* INSTRUCTION
Below are records; work out how many of their lines contain "jsou" and give only that number.

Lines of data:
++++++++

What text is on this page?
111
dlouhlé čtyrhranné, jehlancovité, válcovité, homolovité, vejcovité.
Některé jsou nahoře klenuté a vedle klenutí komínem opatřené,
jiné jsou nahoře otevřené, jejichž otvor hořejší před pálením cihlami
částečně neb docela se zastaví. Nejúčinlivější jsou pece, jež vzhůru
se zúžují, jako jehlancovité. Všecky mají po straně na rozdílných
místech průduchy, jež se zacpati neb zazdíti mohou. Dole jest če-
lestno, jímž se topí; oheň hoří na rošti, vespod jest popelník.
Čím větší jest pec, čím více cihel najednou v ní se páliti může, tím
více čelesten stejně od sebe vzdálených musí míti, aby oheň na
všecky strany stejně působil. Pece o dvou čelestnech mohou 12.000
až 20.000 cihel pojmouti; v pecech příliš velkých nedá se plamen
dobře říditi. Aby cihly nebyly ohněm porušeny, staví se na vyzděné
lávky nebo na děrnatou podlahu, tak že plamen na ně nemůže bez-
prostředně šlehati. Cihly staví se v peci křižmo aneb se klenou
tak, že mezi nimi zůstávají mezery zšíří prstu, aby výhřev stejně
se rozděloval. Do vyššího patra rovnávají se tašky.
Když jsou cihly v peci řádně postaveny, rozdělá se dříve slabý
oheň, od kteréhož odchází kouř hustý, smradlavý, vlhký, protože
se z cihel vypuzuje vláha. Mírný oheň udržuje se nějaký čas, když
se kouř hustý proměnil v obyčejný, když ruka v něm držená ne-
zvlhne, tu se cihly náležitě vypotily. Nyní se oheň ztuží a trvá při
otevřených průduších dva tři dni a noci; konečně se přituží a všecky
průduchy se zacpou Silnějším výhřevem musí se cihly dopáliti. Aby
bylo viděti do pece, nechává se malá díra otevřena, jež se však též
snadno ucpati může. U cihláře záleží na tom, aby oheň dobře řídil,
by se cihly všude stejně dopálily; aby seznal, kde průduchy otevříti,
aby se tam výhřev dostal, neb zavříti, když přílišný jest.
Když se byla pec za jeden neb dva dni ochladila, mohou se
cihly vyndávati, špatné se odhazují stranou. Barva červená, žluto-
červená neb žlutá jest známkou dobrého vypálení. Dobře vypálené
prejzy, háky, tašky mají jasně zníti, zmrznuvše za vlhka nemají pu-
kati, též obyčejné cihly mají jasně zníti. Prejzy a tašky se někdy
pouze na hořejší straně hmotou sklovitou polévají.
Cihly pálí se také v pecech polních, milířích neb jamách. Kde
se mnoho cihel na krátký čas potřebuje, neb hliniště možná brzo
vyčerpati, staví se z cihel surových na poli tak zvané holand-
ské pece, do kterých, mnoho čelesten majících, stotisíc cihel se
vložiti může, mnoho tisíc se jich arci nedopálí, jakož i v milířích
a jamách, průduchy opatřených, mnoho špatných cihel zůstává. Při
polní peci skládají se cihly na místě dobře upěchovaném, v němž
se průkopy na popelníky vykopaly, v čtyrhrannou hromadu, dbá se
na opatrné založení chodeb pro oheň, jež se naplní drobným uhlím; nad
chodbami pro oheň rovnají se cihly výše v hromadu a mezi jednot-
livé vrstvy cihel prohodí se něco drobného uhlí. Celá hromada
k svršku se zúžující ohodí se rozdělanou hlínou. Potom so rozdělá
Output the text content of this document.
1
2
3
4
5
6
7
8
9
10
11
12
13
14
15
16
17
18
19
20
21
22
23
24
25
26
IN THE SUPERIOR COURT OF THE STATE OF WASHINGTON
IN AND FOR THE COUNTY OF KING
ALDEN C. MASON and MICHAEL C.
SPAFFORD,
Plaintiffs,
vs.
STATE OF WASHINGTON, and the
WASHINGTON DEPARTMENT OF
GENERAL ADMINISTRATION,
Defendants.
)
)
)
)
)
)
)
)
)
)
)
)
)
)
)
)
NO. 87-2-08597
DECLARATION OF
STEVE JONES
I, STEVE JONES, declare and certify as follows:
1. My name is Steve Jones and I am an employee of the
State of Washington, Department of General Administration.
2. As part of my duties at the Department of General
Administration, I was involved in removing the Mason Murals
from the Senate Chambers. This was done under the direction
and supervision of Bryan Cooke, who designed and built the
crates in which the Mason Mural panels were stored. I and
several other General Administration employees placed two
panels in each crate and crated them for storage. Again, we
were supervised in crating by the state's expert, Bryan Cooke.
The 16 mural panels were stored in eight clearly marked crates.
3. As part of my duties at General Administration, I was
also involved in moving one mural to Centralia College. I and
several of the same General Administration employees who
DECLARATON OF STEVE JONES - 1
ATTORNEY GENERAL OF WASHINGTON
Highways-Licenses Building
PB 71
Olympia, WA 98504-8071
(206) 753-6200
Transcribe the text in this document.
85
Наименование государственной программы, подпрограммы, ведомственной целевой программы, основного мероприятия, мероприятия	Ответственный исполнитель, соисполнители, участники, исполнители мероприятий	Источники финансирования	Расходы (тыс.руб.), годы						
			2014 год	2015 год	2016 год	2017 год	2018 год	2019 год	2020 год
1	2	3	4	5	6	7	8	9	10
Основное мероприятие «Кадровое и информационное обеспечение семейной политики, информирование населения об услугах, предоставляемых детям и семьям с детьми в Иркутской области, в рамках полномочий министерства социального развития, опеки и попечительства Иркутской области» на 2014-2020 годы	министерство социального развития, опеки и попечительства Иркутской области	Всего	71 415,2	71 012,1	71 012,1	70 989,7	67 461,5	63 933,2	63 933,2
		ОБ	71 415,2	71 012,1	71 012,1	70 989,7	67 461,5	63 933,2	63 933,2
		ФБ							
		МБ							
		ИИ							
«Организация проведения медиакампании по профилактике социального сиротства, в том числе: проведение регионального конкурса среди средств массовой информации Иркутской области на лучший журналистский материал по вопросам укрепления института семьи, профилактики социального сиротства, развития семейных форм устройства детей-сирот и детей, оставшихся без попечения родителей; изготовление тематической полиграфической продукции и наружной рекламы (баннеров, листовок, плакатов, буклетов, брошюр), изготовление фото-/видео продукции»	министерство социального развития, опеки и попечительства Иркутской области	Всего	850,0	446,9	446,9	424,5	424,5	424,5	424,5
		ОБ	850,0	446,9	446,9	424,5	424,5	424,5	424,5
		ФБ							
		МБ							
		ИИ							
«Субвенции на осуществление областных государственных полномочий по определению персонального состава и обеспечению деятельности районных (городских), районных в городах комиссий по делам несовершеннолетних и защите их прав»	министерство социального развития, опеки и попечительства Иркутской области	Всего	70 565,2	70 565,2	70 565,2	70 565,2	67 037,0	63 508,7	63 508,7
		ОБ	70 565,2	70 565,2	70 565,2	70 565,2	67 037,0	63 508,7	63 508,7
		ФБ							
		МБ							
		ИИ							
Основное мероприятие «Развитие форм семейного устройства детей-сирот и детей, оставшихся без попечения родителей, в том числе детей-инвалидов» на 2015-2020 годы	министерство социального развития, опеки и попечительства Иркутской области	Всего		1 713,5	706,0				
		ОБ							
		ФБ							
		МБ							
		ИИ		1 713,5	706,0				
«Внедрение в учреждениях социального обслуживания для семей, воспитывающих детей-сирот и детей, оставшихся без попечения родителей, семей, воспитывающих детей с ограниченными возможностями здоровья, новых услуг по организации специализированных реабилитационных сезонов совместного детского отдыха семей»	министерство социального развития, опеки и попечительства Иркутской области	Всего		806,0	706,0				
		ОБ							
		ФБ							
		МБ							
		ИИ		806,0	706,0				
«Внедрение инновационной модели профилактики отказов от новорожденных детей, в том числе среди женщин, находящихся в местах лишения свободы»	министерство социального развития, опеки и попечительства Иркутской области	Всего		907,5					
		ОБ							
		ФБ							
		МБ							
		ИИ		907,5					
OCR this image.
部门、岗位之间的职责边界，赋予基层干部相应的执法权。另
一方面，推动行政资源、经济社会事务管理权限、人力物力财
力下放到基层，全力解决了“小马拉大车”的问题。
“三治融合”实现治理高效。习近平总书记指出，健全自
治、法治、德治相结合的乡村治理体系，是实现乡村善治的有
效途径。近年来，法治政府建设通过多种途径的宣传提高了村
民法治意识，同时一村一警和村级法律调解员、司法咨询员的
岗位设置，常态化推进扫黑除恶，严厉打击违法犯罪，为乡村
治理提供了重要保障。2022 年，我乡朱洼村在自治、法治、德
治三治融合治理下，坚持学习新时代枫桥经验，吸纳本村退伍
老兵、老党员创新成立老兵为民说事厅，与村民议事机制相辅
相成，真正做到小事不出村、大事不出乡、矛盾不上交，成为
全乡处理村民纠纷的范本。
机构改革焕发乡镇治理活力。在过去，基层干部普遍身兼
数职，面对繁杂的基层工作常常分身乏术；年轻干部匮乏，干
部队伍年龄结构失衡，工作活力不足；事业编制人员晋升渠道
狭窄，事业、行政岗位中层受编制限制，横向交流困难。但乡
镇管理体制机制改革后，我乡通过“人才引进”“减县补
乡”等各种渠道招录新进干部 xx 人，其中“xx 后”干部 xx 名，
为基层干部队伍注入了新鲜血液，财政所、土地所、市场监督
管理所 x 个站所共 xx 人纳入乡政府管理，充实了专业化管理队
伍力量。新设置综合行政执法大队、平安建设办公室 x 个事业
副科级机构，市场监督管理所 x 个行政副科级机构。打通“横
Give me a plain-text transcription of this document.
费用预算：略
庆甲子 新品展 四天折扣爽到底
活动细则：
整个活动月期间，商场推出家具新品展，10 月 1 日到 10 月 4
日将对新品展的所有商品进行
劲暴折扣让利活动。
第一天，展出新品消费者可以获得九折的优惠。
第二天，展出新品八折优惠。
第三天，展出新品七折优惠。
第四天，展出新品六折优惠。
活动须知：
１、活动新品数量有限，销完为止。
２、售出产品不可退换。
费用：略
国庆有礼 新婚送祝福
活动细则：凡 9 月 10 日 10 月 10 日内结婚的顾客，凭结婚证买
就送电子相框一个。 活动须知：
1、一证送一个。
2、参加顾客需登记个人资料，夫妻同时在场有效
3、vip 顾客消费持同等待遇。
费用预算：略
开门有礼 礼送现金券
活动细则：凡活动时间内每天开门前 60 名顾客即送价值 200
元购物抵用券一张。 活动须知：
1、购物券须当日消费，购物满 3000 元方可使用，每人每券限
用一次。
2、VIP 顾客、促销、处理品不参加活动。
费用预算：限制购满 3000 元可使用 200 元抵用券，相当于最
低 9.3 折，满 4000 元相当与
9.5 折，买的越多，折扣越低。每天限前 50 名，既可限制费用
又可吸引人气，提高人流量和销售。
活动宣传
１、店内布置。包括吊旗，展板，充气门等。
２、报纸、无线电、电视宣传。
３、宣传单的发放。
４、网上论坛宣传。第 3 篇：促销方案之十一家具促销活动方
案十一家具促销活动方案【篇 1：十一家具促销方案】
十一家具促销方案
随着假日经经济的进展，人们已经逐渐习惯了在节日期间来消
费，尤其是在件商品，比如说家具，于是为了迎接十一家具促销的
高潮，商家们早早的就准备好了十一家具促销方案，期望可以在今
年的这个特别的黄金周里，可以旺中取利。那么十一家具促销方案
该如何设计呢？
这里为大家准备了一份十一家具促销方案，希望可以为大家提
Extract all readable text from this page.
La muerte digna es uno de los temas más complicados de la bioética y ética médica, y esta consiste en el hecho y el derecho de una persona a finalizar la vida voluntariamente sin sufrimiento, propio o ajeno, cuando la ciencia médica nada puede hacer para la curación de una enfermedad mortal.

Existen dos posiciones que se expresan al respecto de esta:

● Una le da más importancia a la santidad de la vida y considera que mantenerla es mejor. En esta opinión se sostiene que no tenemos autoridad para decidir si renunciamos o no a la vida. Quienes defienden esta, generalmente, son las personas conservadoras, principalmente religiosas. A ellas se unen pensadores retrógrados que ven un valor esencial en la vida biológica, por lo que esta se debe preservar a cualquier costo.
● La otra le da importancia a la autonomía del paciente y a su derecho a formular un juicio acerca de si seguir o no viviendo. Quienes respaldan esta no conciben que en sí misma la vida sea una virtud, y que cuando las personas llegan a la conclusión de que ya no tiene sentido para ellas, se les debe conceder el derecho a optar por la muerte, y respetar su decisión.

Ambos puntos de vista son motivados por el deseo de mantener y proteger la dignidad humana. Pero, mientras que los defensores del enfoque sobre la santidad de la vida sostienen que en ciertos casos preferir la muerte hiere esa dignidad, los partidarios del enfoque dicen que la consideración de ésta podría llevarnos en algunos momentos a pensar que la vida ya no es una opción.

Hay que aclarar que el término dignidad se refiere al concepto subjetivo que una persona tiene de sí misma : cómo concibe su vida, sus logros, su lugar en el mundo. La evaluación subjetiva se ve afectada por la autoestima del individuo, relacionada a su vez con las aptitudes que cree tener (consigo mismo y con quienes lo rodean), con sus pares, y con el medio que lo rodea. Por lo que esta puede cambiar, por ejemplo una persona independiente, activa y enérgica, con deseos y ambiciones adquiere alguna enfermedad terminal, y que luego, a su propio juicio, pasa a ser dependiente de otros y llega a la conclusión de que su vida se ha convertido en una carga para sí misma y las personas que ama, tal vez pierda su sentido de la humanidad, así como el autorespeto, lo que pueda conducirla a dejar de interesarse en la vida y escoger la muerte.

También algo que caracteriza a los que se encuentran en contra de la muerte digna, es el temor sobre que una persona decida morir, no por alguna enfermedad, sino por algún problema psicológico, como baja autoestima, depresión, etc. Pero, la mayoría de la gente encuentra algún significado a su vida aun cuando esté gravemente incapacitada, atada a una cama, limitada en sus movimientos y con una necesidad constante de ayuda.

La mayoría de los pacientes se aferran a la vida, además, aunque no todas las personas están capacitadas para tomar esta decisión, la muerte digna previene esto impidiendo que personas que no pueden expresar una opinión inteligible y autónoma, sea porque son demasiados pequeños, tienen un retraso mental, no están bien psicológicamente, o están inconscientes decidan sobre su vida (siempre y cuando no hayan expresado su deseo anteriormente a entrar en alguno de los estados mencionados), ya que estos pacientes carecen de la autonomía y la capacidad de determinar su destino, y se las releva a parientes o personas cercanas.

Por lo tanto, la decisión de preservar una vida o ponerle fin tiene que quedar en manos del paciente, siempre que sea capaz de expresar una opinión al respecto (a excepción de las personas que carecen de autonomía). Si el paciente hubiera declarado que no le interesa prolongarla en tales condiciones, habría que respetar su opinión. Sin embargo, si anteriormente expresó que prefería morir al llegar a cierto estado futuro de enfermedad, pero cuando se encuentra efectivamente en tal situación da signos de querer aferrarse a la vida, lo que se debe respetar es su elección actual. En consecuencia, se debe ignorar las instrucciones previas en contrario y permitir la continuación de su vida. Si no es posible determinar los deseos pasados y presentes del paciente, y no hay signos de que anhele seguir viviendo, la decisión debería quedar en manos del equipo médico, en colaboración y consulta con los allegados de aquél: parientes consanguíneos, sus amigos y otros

++++++++

* ANSWER TO THIS PROBLEM
4